* **PROBLEM TO SOLVE**
Repeat each record exactly. Any picture gets left out.

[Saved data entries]

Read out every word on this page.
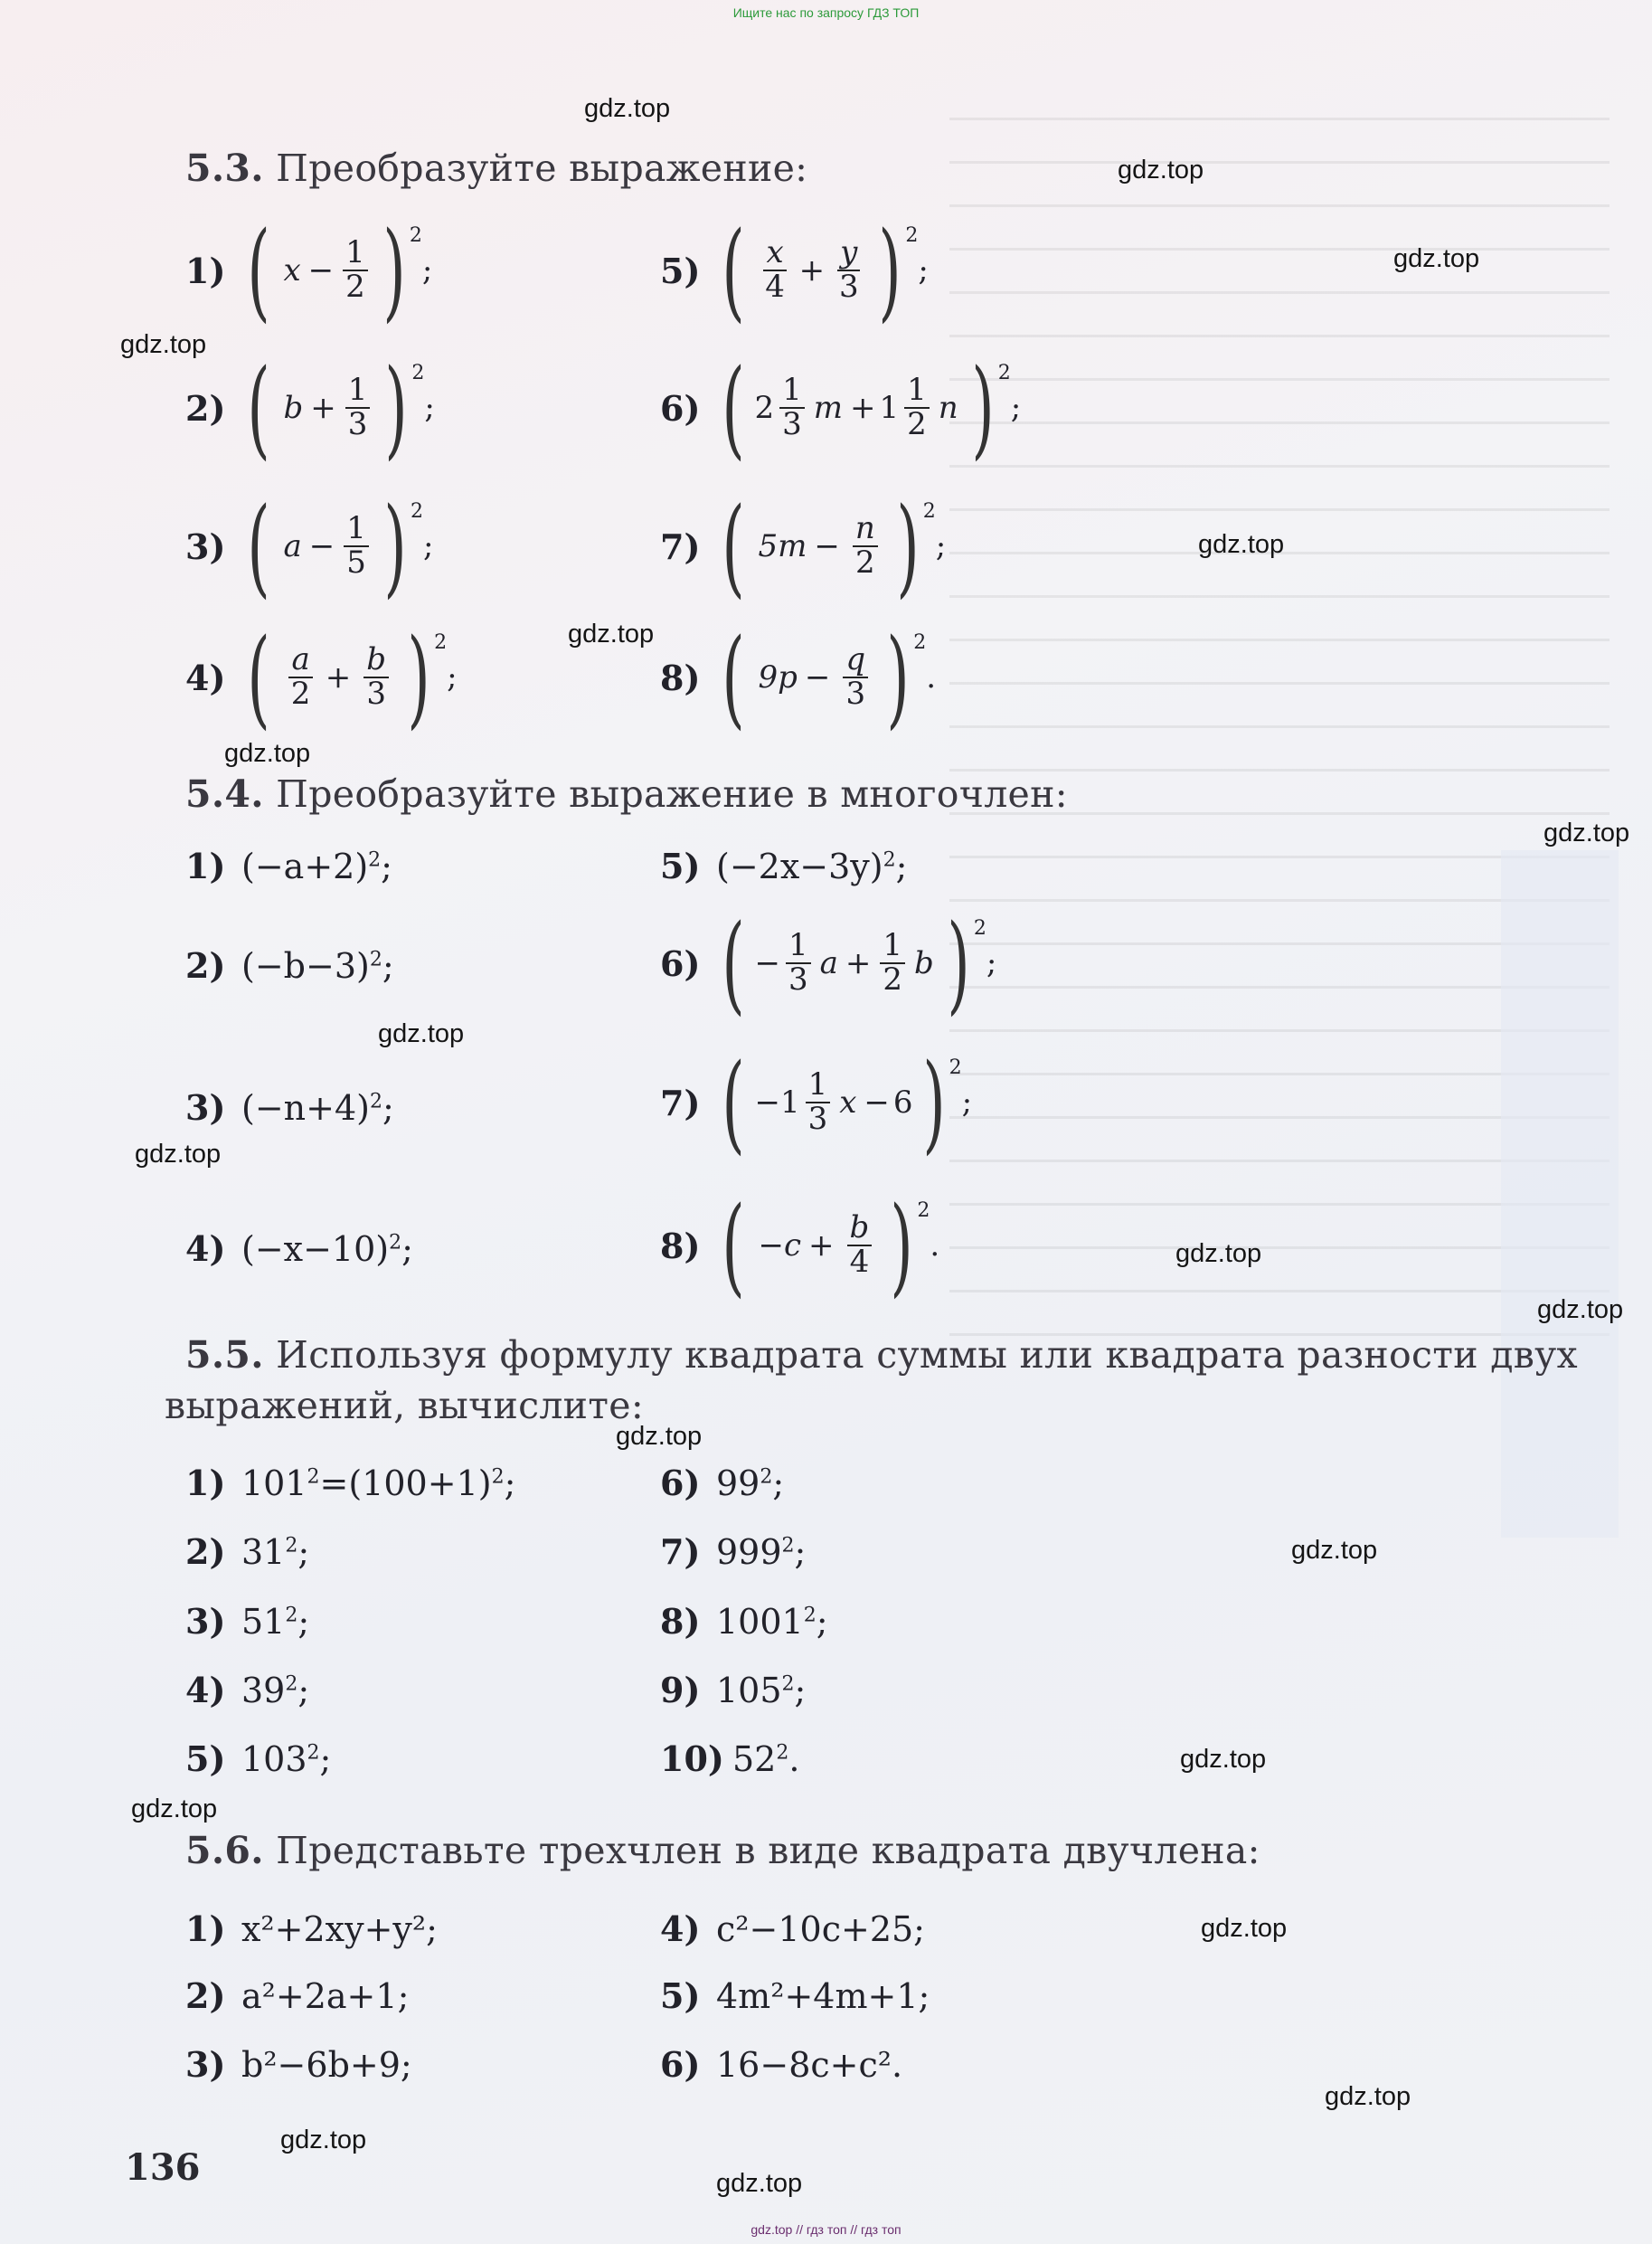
Ищите нас по запросу ГДЗ ТОП
gdz.top
gdz.top
gdz.top
gdz.top
gdz.top
gdz.top
gdz.top
gdz.top
gdz.top
gdz.top
gdz.top
gdz.top
gdz.top
gdz.top
gdz.top
gdz.top
gdz.top
gdz.top
gdz.top
gdz.top
5.3. Преобразуйте выражение:
1) ( $x - \frac{1}{2}$ ) 2
;
2) ( $b + \frac{1}{3}$ ) 2
;
3) ( $a - \frac{1}{5}$ ) 2
;
4) ( $\frac{a}{2} + \frac{b}{3}$ ) 2
;
5) ( $\frac{x}{4} + \frac{y}{3}$ ) 2
;
6) ( $2 \frac{1}{3}$ $m + 1 \frac{1}{2}$ n ) 2
;
7) ( $5m - \frac{n}{2}$ ) 2
;
8) ( $9p - \frac{q}{3}$ ) 2
.
5.4. Преобразуйте выражение в многочлен:
1) $(-a+2)^2$;
2) $(-b-3)^2$;
3) $(-n+4)^2$;
4) $(-x-10)^2$;
5) $(-2x-3y)^2$;
6) ( − $\frac{1}{3}$ $a + \frac{1}{2}$ b ) 2
;
7) ( $-1 \frac{1}{3}$ x − 6 ) 2
;
8) ( $-c + \frac{b}{4}$ ) 2
.
5.5. Используя формулу квадрата суммы или квадрата разности двух выражений, вычислите:
1) $101^2=(100+1)^2$;
2) $31^2$;
3) $51^2$;
4) $39^2$;
5) $103^2$;
6) $99^2$;
7) $999^2$;
8) 1001$^2$;
9) $105^2$;
10) $52^2$.
5.6. Представьте трехчлен в виде квадрата двучлена:
1) x²+2xy+y²;
2) a²+2a+1;
3) b²−6b+9;
4) c²−10c+25;
5) 4m²+4m+1;
6) 16−8c+c².
136
gdz.top // гдз топ // гдз топ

* **RESULT OF THIS EXERCISE**
Read out every word on this page.
Ищите нас по запросу ГДЗ ТОП
gdz.top
gdz.top
gdz.top
gdz.top
gdz.top
gdz.top
gdz.top
gdz.top
gdz.top
gdz.top
gdz.top
gdz.top
gdz.top
gdz.top
gdz.top
gdz.top
gdz.top
gdz.top
gdz.top
gdz.top
5.3. Преобразуйте выражение:
1) ( $x - \frac{1}{2}$ ) 2
;
2) ( $b + \frac{1}{3}$ ) 2
;
3) ( $a - \frac{1}{5}$ ) 2
;
4) ( $\frac{a}{2} + \frac{b}{3}$ ) 2
;
5) ( $\frac{x}{4} + \frac{y}{3}$ ) 2
;
6) ( $2 \frac{1}{3}$ $m + 1 \frac{1}{2}$ n ) 2
;
7) ( $5m - \frac{n}{2}$ ) 2
;
8) ( $9p - \frac{q}{3}$ ) 2
.
5.4. Преобразуйте выражение в многочлен:
1) $(-a+2)^2$;
2) $(-b-3)^2$;
3) $(-n+4)^2$;
4) $(-x-10)^2$;
5) $(-2x-3y)^2$;
6) ( − $\frac{1}{3}$ $a + \frac{1}{2}$ b ) 2
;
7) ( $-1 \frac{1}{3}$ x − 6 ) 2
;
8) ( $-c + \frac{b}{4}$ ) 2
.
5.5. Используя формулу квадрата суммы или квадрата разности двух выражений, вычислите:
1) $101^2=(100+1)^2$;
2) $31^2$;
3) $51^2$;
4) $39^2$;
5) $103^2$;
6) $99^2$;
7) $999^2$;
8) 1001$^2$;
9) $105^2$;
10) $52^2$.
5.6. Представьте трехчлен в виде квадрата двучлена:
1) x²+2xy+y²;
2) a²+2a+1;
3) b²−6b+9;
4) c²−10c+25;
5) 4m²+4m+1;
6) 16−8c+c².
136
gdz.top // гдз топ // гдз топ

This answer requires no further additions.